Source passage:
** START **
Our dataset included the following variables indicative of sediment heterogeneity: water depth (Depth), shell hash and gravel content (S/G), coarse sand (C-Sand), medium sand (M-Sand), fine sand (F-Sand), mud (Mud), organic matter content (OM), and the organic matter-to-total phytopigment ratio (OM : Phyto). The response variable was resuspension-induced CO2 production (RCO2P). Mud, M-Sand, and OM were highly collinear (r>|0.8|; Fig. S2). While multicollinearity does not affect BRT predictions, it complicates interpretation of feature importance and interactions (Boulesteix et al., 2012; Dormann et al., 2013; Lucas, 2020). We therefore excluded Mud and M-Sand, retaining OM as it is the substrate for C mineralisation. Replacement tests using Mud and M-Sand instead of OM produced similar BRT results (Table S1). To perform BRT the data set was split into a training set (75 % of the samples) and a testing set (25 % of the samples). Hyperparameters were tuned via grid search and 4-fold cross-validation: number of trees = 1000, maximum depth = 3, minimum samples per leaf = 3, learning rate = 0.005, and subsampling = 0.8. To ensure robustness, 50 BRT iterations were run. Model interpretation employed SHAP (SHapley Additive exPlanations) values to assess feature importance, interactions, and feature relationships to modelled RCO2P (Li, 2022; Lundberg et al., 2018; Lundberg and Lee, 2017). Mean absolute SHAP values were used to derive overall feature and interaction importance. SHAP dependence plots visualised how modelled RCO2P increased (positive SHAP values) or decreased (negative SHAP values) across feature values. Feature importance rankings and dependence plots were then used to identify clusters with differing RCO2P. Within each cluster, Pearson correlation analysis was used to determine relationships between features and RCO2P. All analyses were conducted in Python (v3.12.7) using the packages scikit-learn (v1.6.1; Pedregosa et al., 2011) and SHAP (v 0.47.1; Lundberg et al., 2020).
** END **
Given problem A:
Restate the sediment analysis passage word for word.
Given problem B:
From the records, quote the lines that start with the one containing "bar-series bbox=[68, 149, 1257, 869]" and end with the one containing "y-tick-label: 0.5 bbox=[5, 771, 25, 787]", both included.
The sediment analysis passage and the records are unrelated to each other.

Records provided:
** START **
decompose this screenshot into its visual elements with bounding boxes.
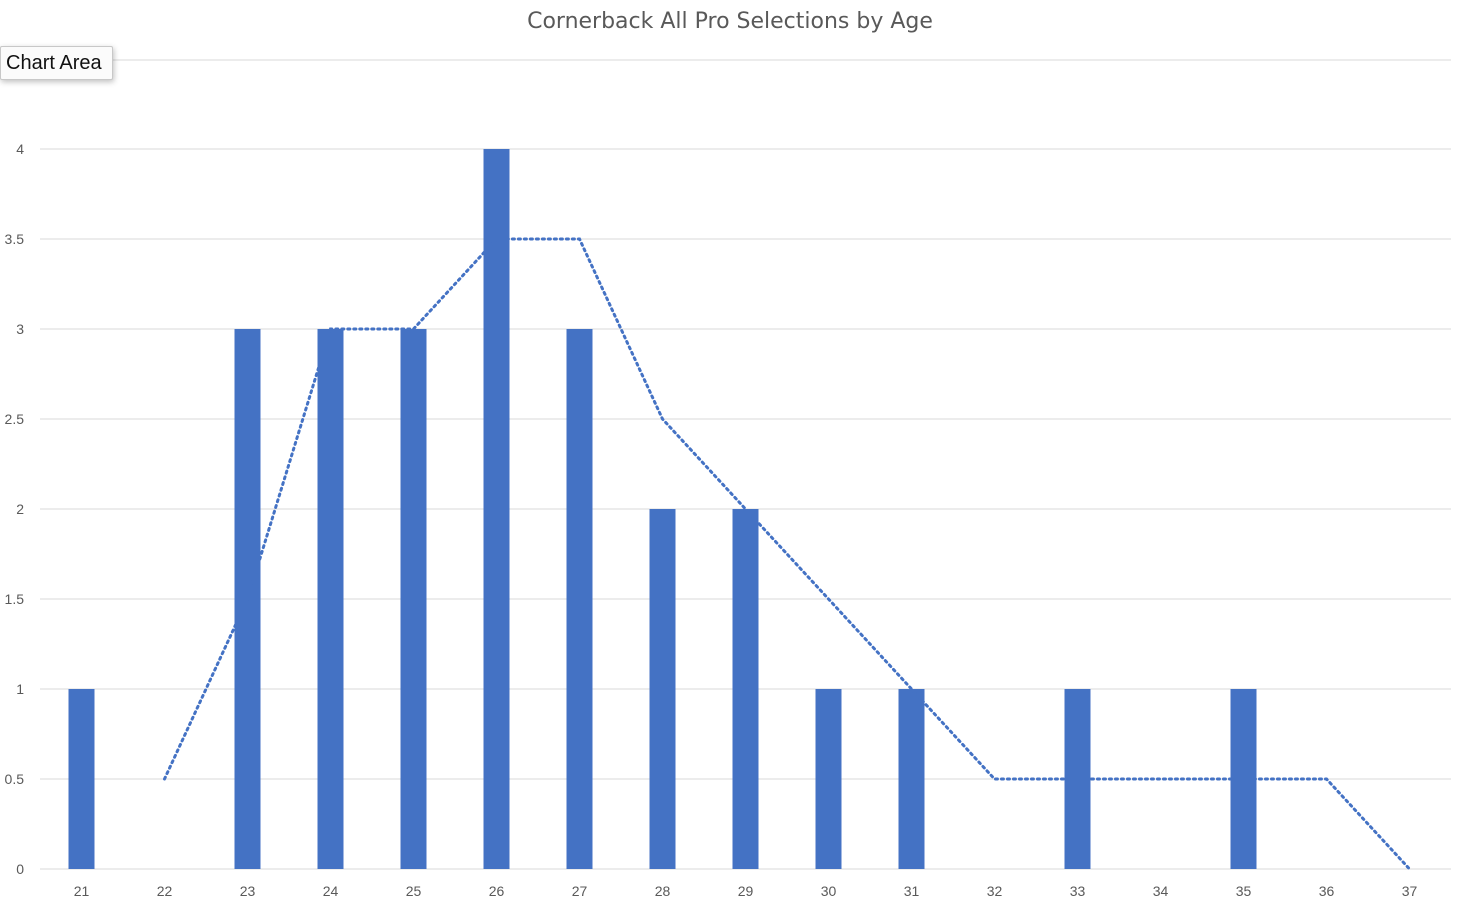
bar-series bbox=[68, 149, 1257, 869]
x-tick-label: 29 bbox=[738, 883, 754, 899]
bar-21[interactable] bbox=[68, 689, 95, 869]
bar-29[interactable] bbox=[732, 509, 759, 869]
moving-average-trendline[interactable] bbox=[163, 237, 1411, 871]
bar-25[interactable] bbox=[400, 329, 427, 869]
bar-24[interactable] bbox=[317, 329, 344, 869]
bar-30[interactable] bbox=[815, 689, 842, 869]
y-tick-label: 4 bbox=[16, 141, 24, 157]
y-tick-label: 0 bbox=[16, 861, 24, 877]
x-tick-label: 30 bbox=[821, 883, 837, 899]
y-tick-label: 2.5 bbox=[5, 411, 25, 427]
chart-title: Cornerback All Pro Selections by Age bbox=[527, 9, 933, 34]
y-tick-label: 1 bbox=[16, 681, 24, 697]
x-tick-label: 37 bbox=[1402, 883, 1418, 899]
trendline-series bbox=[163, 237, 1411, 871]
x-axis-ticks: 21 22 23 24 25 26 27 28 29 30 31 32 33 34 35 36 37 bbox=[74, 883, 1418, 899]
x-tick-label: 26 bbox=[489, 883, 505, 899]
y-tick-label: 1.5 bbox=[5, 591, 25, 607]
y-tick-label: 3.5 bbox=[5, 231, 25, 247]
x-tick-label: 31 bbox=[904, 883, 920, 899]
y-tick-label: 3 bbox=[16, 321, 24, 337]
x-tick-label: 32 bbox=[987, 883, 1003, 899]
x-tick-label: 23 bbox=[240, 883, 256, 899]
x-tick-label: 22 bbox=[157, 883, 173, 899]
x-tick-label: 34 bbox=[1153, 883, 1169, 899]
bar-31[interactable] bbox=[898, 689, 925, 869]
y-tick-label: 0.5 bbox=[5, 771, 25, 787]
y-axis-ticks: 0 0.5 1 1.5 2 2.5 3 3.5 4 bbox=[5, 141, 25, 877]
x-tick-label: 24 bbox=[323, 883, 339, 899]
x-tick-label: 33 bbox=[1070, 883, 1086, 899]
x-tick-label: 36 bbox=[1319, 883, 1335, 899]
bar-28[interactable] bbox=[649, 509, 676, 869]
x-tick-label: 25 bbox=[406, 883, 422, 899]
bar-27[interactable] bbox=[566, 329, 593, 869]
x-tick-label: 27 bbox=[572, 883, 588, 899]
x-tick-label: 21 bbox=[74, 883, 90, 899]
bar-26[interactable] bbox=[483, 149, 510, 869]
x-tick-label: 35 bbox=[1236, 883, 1252, 899]
x-tick-label: 28 bbox=[655, 883, 671, 899]
chart-area-tooltip: Chart Area bbox=[0, 46, 113, 80]
y-tick-label: 2 bbox=[16, 501, 24, 517]
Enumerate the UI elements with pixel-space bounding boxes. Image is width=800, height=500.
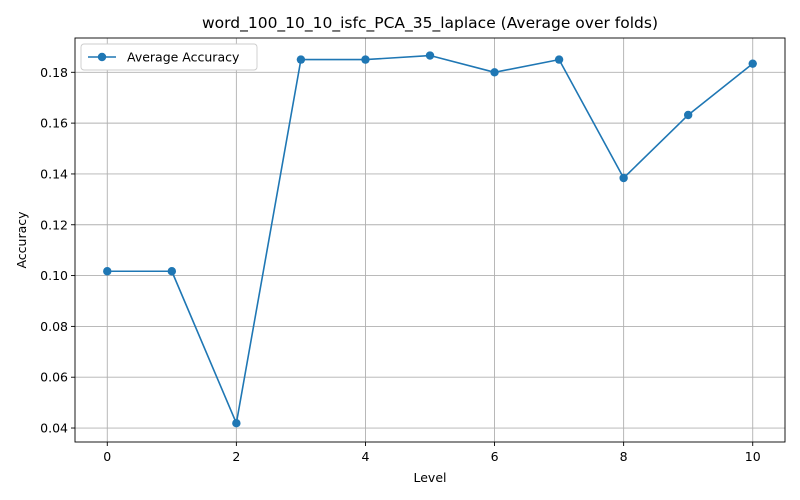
y-tick-label: 0.12 bbox=[40, 217, 68, 232]
y-tick-label: 0.06 bbox=[40, 370, 68, 385]
y-tick-label: 0.14 bbox=[40, 166, 68, 181]
y-axis-label: Accuracy bbox=[14, 211, 29, 269]
plot-frame bbox=[74, 37, 786, 443]
x-tick-label: 6 bbox=[491, 449, 499, 464]
data-point bbox=[296, 55, 306, 64]
data-point bbox=[425, 51, 435, 60]
x-tick-label: 2 bbox=[232, 449, 240, 464]
data-point bbox=[683, 110, 693, 120]
data-point bbox=[619, 173, 628, 183]
data-point bbox=[103, 267, 112, 276]
data-point bbox=[167, 267, 177, 276]
y-axis-ticks: 0.04 0.06 0.08 0.10 0.12 0.14 0.16 0.18 bbox=[40, 65, 75, 436]
legend-entry-label: Average Accuracy bbox=[127, 50, 240, 65]
data-point bbox=[748, 59, 757, 68]
legend: Average Accuracy bbox=[80, 43, 258, 71]
x-tick-label: 0 bbox=[103, 449, 111, 464]
legend-marker-swatch bbox=[97, 52, 107, 62]
series-layer bbox=[103, 51, 757, 428]
grid bbox=[75, 38, 785, 442]
legend-box bbox=[80, 43, 258, 71]
x-tick-label: 4 bbox=[361, 449, 369, 464]
data-point bbox=[361, 55, 370, 64]
data-point bbox=[232, 418, 241, 428]
data-point bbox=[490, 68, 499, 77]
x-axis-ticks: 0 2 4 6 8 10 bbox=[103, 442, 761, 464]
x-axis-label: Level bbox=[414, 470, 447, 485]
y-tick-label: 0.08 bbox=[40, 319, 68, 334]
y-tick-label: 0.10 bbox=[40, 268, 68, 283]
chart-title: word_100_10_10_isfc_PCA_35_laplace (Aver… bbox=[202, 14, 658, 33]
x-tick-label: 8 bbox=[620, 449, 628, 464]
y-tick-label: 0.16 bbox=[40, 116, 68, 131]
y-tick-label: 0.18 bbox=[40, 65, 68, 80]
y-tick-label: 0.04 bbox=[40, 421, 68, 436]
x-tick-label: 10 bbox=[745, 449, 761, 464]
data-point bbox=[554, 55, 564, 64]
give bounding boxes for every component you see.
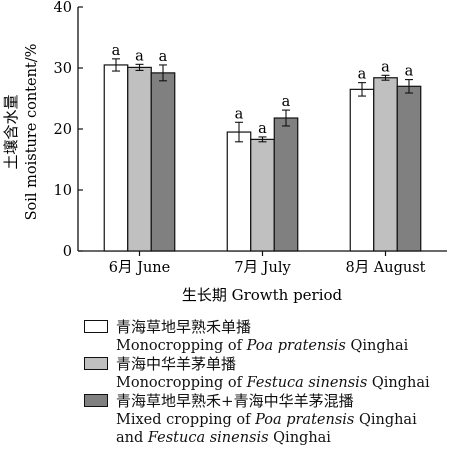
significance-letter: a bbox=[159, 49, 168, 65]
bar bbox=[226, 131, 252, 252]
legend-line: Monocropping of Poa pratensis Qinghai bbox=[116, 337, 409, 354]
x-tick-label: 8月 August bbox=[345, 260, 425, 276]
legend-entry: 青海中华羊茅单播 Monocropping of Festuca sinensis… bbox=[84, 355, 444, 392]
legend-line: 青海中华羊茅单播 bbox=[116, 355, 237, 373]
bar bbox=[103, 64, 129, 252]
significance-letter: a bbox=[258, 121, 267, 137]
bar bbox=[150, 72, 176, 252]
legend-line: Monocropping of Festuca sinensis Qinghai bbox=[116, 374, 430, 391]
significance-letter: a bbox=[135, 48, 144, 64]
legend-swatch bbox=[84, 357, 108, 370]
bar bbox=[273, 117, 299, 252]
significance-letter: a bbox=[112, 43, 121, 59]
y-tick-label: 20 bbox=[54, 122, 72, 138]
x-tick-label: 6月 June bbox=[109, 260, 170, 276]
legend-entry: 青海草地早熟禾单播 Monocropping of Poa pratensis Q… bbox=[84, 318, 444, 355]
bar bbox=[349, 88, 375, 252]
y-axis-label-chinese: 土壤含水量 bbox=[2, 94, 20, 169]
legend-entry: 青海草地早熟禾+青海中华羊茅混播 Mixed cropping of Poa pr… bbox=[84, 392, 444, 448]
legend-line: Mixed cropping of Poa pratensis Qinghai bbox=[116, 411, 417, 428]
chart-legend: 青海草地早熟禾单播 Monocropping of Poa pratensis Q… bbox=[84, 318, 444, 448]
x-tick-label: 7月 July bbox=[234, 260, 291, 276]
y-tick-label: 0 bbox=[63, 244, 72, 260]
chart-axes: 0 10 20 30 40 6月 June 7月 July 8月 August bbox=[54, 0, 447, 276]
significance-letter: a bbox=[235, 106, 244, 122]
y-axis-label-english: Soil moisture content/% bbox=[24, 44, 40, 221]
legend-swatch bbox=[84, 320, 108, 333]
legend-swatch bbox=[84, 394, 108, 407]
legend-line: and Festuca sinensis Qinghai bbox=[116, 430, 331, 446]
bar bbox=[373, 77, 398, 252]
significance-letter: a bbox=[358, 67, 367, 83]
legend-line: 青海草地早熟禾单播 bbox=[116, 318, 252, 336]
bar bbox=[127, 66, 152, 252]
y-tick-label: 10 bbox=[54, 183, 72, 199]
significance-letter: a bbox=[282, 94, 291, 110]
bar bbox=[396, 85, 422, 252]
y-tick-label: 30 bbox=[54, 61, 72, 77]
y-tick-label: 40 bbox=[54, 0, 72, 16]
x-axis-label: 生长期 Growth period bbox=[182, 286, 343, 304]
significance-letter: a bbox=[405, 64, 414, 80]
legend-line: 青海草地早熟禾+青海中华羊茅混播 bbox=[116, 392, 354, 410]
significance-letter: a bbox=[381, 59, 390, 75]
bar bbox=[250, 138, 275, 252]
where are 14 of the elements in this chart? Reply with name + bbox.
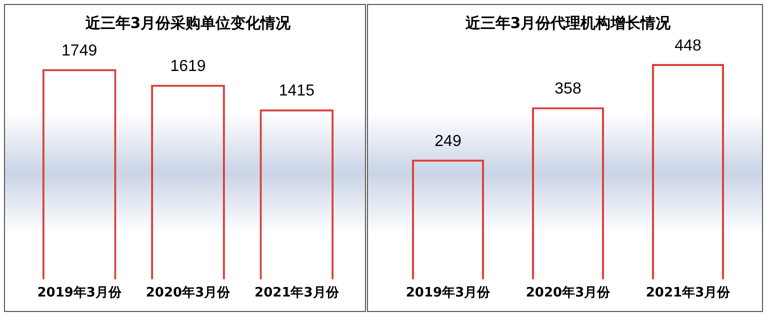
x-tick-label: 2019年3月份: [37, 286, 122, 301]
data-label: 448: [674, 37, 702, 54]
x-tick-label: 2020年3月份: [146, 286, 232, 301]
x-tick-label: 2021年3月份: [254, 286, 340, 301]
data-label: 1415: [278, 82, 315, 100]
chart-title: 近三年3月份代理机构增长情况: [464, 14, 672, 32]
data-label: 249: [434, 133, 462, 150]
x-tick-label: 2020年3月份: [526, 286, 612, 301]
data-label: 1749: [62, 42, 98, 60]
x-tick-label: 2021年3月份: [646, 286, 732, 301]
data-label: 1619: [170, 58, 206, 76]
chart-title: 近三年3月份采购单位变化情况: [84, 14, 292, 32]
data-label: 358: [554, 80, 582, 98]
x-tick-label: 2019年3月份: [406, 286, 492, 301]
** END **
Written solution A:
Our dataset included the following variables indicative of sediment heterogeneity: water depth (Depth), shell hash and gravel content (S/G), coarse sand (C-Sand), medium sand (M-Sand), fine sand (F-Sand), mud (Mud), organic matter content (OM), and the organic matter-to-total phytopigment ratio (OM : Phyto). The response variable was resuspension-induced CO2 production (RCO2P). Mud, M-Sand, and OM were highly collinear (r>|0.8|; Fig. S2). While multicollinearity does not affect BRT predictions, it complicates interpretation of feature importance and interactions (Boulesteix et al., 2012; Dormann et al., 2013; Lucas, 2020). We therefore excluded Mud and M-Sand, retaining OM as it is the substrate for C mineralisation. Replacement tests using Mud and M-Sand instead of OM produced similar BRT results (Table S1). To perform BRT the data set was split into a training set (75 % of the samples) and a testing set (25 % of the samples). Hyperparameters were tuned via grid search and 4-fold cross-validation: number of trees = 1000, maximum depth = 3, minimum samples per leaf = 3, learning rate = 0.005, and subsampling = 0.8. To ensure robustness, 50 BRT iterations were run. Model interpretation employed SHAP (SHapley Additive exPlanations) values to assess feature importance, interactions, and feature relationships to modelled RCO2P (Li, 2022; Lundberg et al., 2018; Lundberg and Lee, 2017). Mean absolute SHAP values were used to derive overall feature and interaction importance. SHAP dependence plots visualised how modelled RCO2P increased (positive SHAP values) or decreased (negative SHAP values) across feature values. Feature importance rankings and dependence plots were then used to identify clusters with differing RCO2P. Within each cluster, Pearson correlation analysis was used to determine relationships between features and RCO2P. All analyses were conducted in Python (v3.12.7) using the packages scikit-learn (v1.6.1; Pedregosa et al., 2011) and SHAP (v 0.47.1; Lundberg et al., 2020).

Written solution B:
bar-series bbox=[68, 149, 1257, 869]
x-tick-label: 29 bbox=[738, 883, 754, 899]
bar-21[interactable] bbox=[68, 689, 95, 869]
bar-29[interactable] bbox=[732, 509, 759, 869]
moving-average-trendline[interactable] bbox=[163, 237, 1411, 871]
bar-25[interactable] bbox=[400, 329, 427, 869]
bar-24[interactable] bbox=[317, 329, 344, 869]
bar-30[interactable] bbox=[815, 689, 842, 869]
y-tick-label: 4 bbox=[16, 141, 24, 157]
y-tick-label: 0 bbox=[16, 861, 24, 877]
x-tick-label: 30 bbox=[821, 883, 837, 899]
y-tick-label: 2.5 bbox=[5, 411, 25, 427]
chart-title: Cornerback All Pro Selections by Age bbox=[527, 9, 933, 34]
y-tick-label: 1 bbox=[16, 681, 24, 697]
x-tick-label: 37 bbox=[1402, 883, 1418, 899]
trendline-series bbox=[163, 237, 1411, 871]
x-axis-ticks: 21 22 23 24 25 26 27 28 29 30 31 32 33 34 35 36 37 bbox=[74, 883, 1418, 899]
x-tick-label: 26 bbox=[489, 883, 505, 899]
y-tick-label: 1.5 bbox=[5, 591, 25, 607]
y-tick-label: 3.5 bbox=[5, 231, 25, 247]
x-tick-label: 31 bbox=[904, 883, 920, 899]
y-tick-label: 3 bbox=[16, 321, 24, 337]
x-tick-label: 32 bbox=[987, 883, 1003, 899]
x-tick-label: 23 bbox=[240, 883, 256, 899]
x-tick-label: 22 bbox=[157, 883, 173, 899]
x-tick-label: 34 bbox=[1153, 883, 1169, 899]
bar-31[interactable] bbox=[898, 689, 925, 869]
y-tick-label: 0.5 bbox=[5, 771, 25, 787]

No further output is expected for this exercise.